= Set tasks =
a: Using the withholding-of-removal excerpt, answer each question below.
(i) What standard did the IJ state at the start of its analysis that Sisiliano-Lopez had to meet regarding his nuclear family?
(ii) Under 8 U.S.C. § 1231(b)(3)(A), which five grounds can make a threat to an applicant's life or freedom bar removal?
(iii) According to the quotation from Gonzalez-Posadas, what does proof of past persecution raise?
b: Carry the withholding-of-removal excerpt forward from its final sentence, in the same legal register.

= Article =

• • • • • • •

Sisiliano-Lopez contends that the BIA and the IJ incorrectly required him to establish that he was targeted for persecution “primarily on account” of his membership in his nuclear family. Sisiliano-Lopez further argues that the BIA erred when it affirmed the IJ's conclusion that he had not shown that he and his sisters were “more likely than not” targeted for persecution due to their familial ties.
An applicant for withholding of removal may not be removed if it is determined that “[his] life or freedom would be threatened in that country because of [his] race, religion, nationality, membership in a particular social group, or political opinion.” 8 U.S.C. § 1231(b)(3)(A). “Proof of past persecution raises a rebuttable presumption that the [applicant]'s life or freedom would be threatened in the future.” Gonzalez-Posadas v. Attorney Gen., 781 F.3d 677, 684 (3d Cir. 2015). “To establish eligibility for withholding of removal based on membership in a particular social group, an applicant must establish both that the group itself is properly cognizable as a ‘social group’ within the meaning of the statute, and that his membership in the group is ‘one central reason’ why he was or will be targeted for persecution.” Id. at 684–85. “Therefore, a key task for any [withholding] applicant is to show a sufficient ‘nexus' between persecution and one of the listed protected grounds.” Ndayshimiye v. Attorney Gen., 557 F.3d 124, 129 (3d Cir. 2009).3
When the IJ first began its analysis, it stated that Sisiliano-Lopez needed to establish that he was targeted for persecution “primarily on account of” his membership in his nuclear family. The IJ then rested its denial of Sisiliano-Lopez's application of withholding of removal under a different standard—his failure to establish that he was “more likely than not” targeted by Gilmer and/or MS-13 because of membership in his nuclear family, and the BIA affirmed on the same grounds. The use of the “primarily on account of” and the “more likely than not” standards was error.

• • • • • • •

= Provided material =
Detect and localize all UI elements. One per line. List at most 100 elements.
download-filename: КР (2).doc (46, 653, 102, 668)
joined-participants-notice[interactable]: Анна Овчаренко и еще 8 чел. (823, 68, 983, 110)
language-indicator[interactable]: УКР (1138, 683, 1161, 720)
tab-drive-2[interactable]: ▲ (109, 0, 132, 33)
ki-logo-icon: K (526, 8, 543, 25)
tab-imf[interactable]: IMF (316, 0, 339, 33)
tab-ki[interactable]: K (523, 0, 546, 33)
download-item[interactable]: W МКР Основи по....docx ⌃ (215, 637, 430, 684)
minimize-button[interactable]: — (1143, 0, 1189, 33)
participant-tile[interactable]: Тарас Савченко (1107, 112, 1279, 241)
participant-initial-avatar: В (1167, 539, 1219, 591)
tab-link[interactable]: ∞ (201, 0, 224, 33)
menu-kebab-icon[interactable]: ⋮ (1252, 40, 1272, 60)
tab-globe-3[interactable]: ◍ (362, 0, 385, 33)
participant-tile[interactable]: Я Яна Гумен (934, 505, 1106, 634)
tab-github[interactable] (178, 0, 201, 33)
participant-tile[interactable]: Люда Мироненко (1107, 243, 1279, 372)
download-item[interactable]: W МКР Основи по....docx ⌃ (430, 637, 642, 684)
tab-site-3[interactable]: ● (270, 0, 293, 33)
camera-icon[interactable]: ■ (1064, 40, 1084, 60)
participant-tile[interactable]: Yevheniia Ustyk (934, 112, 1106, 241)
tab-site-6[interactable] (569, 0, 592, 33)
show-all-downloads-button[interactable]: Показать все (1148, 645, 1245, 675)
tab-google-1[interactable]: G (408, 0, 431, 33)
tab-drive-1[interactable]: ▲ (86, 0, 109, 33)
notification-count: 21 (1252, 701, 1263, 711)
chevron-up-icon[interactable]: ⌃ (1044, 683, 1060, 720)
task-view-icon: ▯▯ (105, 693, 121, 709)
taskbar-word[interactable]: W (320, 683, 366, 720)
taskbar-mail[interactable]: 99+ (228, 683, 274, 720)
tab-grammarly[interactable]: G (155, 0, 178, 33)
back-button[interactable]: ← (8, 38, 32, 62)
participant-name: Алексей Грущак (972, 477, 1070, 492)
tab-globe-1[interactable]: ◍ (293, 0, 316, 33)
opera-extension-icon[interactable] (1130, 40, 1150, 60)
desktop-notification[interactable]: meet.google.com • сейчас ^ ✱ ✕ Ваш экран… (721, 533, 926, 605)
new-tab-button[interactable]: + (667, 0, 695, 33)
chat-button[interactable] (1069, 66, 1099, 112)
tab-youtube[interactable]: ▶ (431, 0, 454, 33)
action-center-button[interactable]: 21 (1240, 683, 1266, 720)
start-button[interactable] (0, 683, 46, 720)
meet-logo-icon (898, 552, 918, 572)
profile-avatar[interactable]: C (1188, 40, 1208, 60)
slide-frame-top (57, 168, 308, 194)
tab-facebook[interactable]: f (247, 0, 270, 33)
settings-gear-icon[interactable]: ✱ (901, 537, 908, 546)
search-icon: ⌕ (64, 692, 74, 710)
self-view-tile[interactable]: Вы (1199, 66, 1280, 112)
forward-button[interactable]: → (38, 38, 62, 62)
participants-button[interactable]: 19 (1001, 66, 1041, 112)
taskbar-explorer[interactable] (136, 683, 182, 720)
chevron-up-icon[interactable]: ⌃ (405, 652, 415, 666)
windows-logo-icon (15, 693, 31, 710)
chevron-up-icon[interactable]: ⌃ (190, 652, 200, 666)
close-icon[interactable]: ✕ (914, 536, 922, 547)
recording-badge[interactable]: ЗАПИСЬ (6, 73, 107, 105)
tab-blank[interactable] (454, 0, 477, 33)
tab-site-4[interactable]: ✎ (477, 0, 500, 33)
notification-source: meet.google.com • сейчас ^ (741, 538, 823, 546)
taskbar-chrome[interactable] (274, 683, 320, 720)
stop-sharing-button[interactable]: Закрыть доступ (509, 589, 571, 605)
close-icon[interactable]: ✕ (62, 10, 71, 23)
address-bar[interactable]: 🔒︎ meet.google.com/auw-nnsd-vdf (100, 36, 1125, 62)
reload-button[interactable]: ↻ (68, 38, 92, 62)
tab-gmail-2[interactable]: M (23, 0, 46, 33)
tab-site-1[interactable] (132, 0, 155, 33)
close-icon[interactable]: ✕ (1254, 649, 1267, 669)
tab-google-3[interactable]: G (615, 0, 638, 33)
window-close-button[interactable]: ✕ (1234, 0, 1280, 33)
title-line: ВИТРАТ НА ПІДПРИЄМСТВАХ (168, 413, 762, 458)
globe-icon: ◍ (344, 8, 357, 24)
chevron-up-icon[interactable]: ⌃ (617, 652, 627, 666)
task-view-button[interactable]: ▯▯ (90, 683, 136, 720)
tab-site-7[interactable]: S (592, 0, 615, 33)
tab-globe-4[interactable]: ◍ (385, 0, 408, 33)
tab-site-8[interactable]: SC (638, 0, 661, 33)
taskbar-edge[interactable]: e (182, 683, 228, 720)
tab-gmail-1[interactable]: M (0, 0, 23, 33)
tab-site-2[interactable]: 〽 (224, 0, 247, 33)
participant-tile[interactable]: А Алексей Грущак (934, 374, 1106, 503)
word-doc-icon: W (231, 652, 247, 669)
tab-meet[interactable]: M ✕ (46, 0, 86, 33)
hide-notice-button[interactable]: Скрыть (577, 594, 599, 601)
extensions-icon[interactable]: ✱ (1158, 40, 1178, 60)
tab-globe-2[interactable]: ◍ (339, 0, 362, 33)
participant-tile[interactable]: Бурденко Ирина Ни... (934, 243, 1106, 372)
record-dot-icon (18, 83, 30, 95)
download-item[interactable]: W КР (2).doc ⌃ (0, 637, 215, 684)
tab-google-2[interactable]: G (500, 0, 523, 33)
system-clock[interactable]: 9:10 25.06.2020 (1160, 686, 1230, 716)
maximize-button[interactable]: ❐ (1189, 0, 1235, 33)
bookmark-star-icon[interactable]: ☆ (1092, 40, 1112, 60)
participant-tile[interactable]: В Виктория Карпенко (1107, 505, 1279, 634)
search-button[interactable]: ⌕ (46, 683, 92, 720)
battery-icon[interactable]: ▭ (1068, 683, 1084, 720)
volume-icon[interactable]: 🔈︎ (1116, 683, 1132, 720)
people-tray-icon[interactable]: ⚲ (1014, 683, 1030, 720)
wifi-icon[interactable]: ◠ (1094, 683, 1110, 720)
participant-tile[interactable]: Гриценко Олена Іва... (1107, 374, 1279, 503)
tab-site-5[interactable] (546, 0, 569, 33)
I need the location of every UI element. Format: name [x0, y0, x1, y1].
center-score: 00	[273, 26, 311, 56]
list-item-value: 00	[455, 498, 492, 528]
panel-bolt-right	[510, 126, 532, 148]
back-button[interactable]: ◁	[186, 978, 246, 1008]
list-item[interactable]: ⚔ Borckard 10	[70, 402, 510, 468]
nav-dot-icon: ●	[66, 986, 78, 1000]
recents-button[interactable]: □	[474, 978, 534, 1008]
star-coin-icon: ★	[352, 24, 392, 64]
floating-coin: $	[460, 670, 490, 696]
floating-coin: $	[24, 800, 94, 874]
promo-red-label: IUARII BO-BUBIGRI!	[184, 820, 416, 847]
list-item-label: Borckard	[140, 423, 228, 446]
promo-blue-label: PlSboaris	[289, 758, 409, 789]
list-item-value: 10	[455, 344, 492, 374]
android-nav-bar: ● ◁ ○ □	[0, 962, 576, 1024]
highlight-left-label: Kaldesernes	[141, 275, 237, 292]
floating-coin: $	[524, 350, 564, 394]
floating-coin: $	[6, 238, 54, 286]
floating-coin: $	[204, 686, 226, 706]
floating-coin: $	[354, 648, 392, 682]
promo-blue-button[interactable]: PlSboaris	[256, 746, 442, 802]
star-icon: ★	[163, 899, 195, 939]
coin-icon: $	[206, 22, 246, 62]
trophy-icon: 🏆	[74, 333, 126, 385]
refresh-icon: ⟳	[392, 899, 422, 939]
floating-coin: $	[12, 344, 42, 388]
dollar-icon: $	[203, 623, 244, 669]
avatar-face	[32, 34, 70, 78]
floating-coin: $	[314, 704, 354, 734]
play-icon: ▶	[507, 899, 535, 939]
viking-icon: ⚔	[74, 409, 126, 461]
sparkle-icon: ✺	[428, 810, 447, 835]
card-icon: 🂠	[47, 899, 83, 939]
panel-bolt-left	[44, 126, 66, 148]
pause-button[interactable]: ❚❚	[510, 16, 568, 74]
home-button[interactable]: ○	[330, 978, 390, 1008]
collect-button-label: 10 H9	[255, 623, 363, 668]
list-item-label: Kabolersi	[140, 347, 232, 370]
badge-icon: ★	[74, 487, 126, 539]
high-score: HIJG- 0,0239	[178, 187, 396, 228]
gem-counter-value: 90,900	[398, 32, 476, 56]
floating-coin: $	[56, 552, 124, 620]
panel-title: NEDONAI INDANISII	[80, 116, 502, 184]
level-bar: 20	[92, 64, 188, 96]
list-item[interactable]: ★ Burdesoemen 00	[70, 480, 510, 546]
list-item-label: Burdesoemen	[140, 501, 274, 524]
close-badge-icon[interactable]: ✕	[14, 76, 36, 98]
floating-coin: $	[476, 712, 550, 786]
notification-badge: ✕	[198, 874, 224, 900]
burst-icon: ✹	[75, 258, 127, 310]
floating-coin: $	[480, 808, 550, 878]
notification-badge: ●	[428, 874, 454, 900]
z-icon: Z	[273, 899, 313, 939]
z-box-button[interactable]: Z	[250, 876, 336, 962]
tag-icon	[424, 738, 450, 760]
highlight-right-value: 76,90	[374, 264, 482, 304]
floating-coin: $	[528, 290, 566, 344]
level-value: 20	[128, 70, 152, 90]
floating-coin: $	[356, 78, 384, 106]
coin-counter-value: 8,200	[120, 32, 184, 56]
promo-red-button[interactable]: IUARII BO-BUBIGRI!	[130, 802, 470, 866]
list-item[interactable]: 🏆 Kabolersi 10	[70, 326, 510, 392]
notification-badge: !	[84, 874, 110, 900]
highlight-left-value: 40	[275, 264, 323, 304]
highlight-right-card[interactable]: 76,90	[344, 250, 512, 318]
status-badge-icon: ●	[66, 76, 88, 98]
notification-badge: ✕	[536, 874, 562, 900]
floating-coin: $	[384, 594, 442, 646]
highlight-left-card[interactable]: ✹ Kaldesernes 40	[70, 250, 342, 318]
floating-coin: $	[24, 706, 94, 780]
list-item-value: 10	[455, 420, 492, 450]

• • • • • • •

= Results of the exercise =
a:
(i) He had to show he was targeted for persecution "primarily on account of" his membership in his nuclear family.
(ii) Race, religion, nationality, membership in a particular social group, or political opinion.
(iii) A rebuttable presumption that the applicant's life or freedom would be threatened in the future.

b:
In Ndayshimiye, we expressly stated that:
[T]he phrase “one central reason” ․ demonstrates that the mixed-motives analysis should not depend on a hierarchy of motivations in which one is dominant and the rest are subordinate. This plain language indicates that a persecutor may have more than one central motivation for his or her actions; whether one of those central reasons is more or less important than another is irrelevant.
557 F.3d at 129 (citations omitted); see also Bueso-Avila v. Holder, 663 F.3d 934, 937 (7th Cir. 2011) (“[I]t is not necessary that the persecutor be motivated primarily on account of one of the grounds in the [INA].”). As such, the protected “ground may be a secondary (or tertiary, etc.) reason and still justify” withholding of removal. Shaikh v. Holder, 702 F.3d 897, 902 (7th Cir. 2012) (citing Ndayshimiye, 557 F.3d at 129–31). The IJ's use of the “primarily on account of” standard to determine whether Sisiliano-Lopez was a target for persecution because of his membership in his nuclear family is precisely the “hierarchy of motivations” analysis that we disclaimed in Ndayshimiye.
Furthermore, it appears that the IJ confused the standard for establishing eligibility for withholding of removal based on membership in a particular social group with the standard for determining likelihood of future persecution. As mentioned above, the “one central reason” standard governs eligibility for withholding of removal based on membership in a particular social group. Once the Petitioner establishes that his persecution is on account of a protected ground, he must then “show that such persecution is ‘more likely than not’ to occur.” Gomez-Zuluaga v. Attorney Gen., 527 F.3d 330, 348 (3d Cir. 2008). Thus, the “more likely than not” standard is used to determine the likelihood of future persecution if the Petitioner is returned to his home country. Sesay v. Attorney Gen., 787 F.3d 215, 219 (3d Cir. 2015). The IJ erred because it used the “more likely than not” standard to evaluate Sisiliano-Lopez's reason for past persecution. Taken together, the IJ and the BIA failed to engage in the proper “one central reason” analysis.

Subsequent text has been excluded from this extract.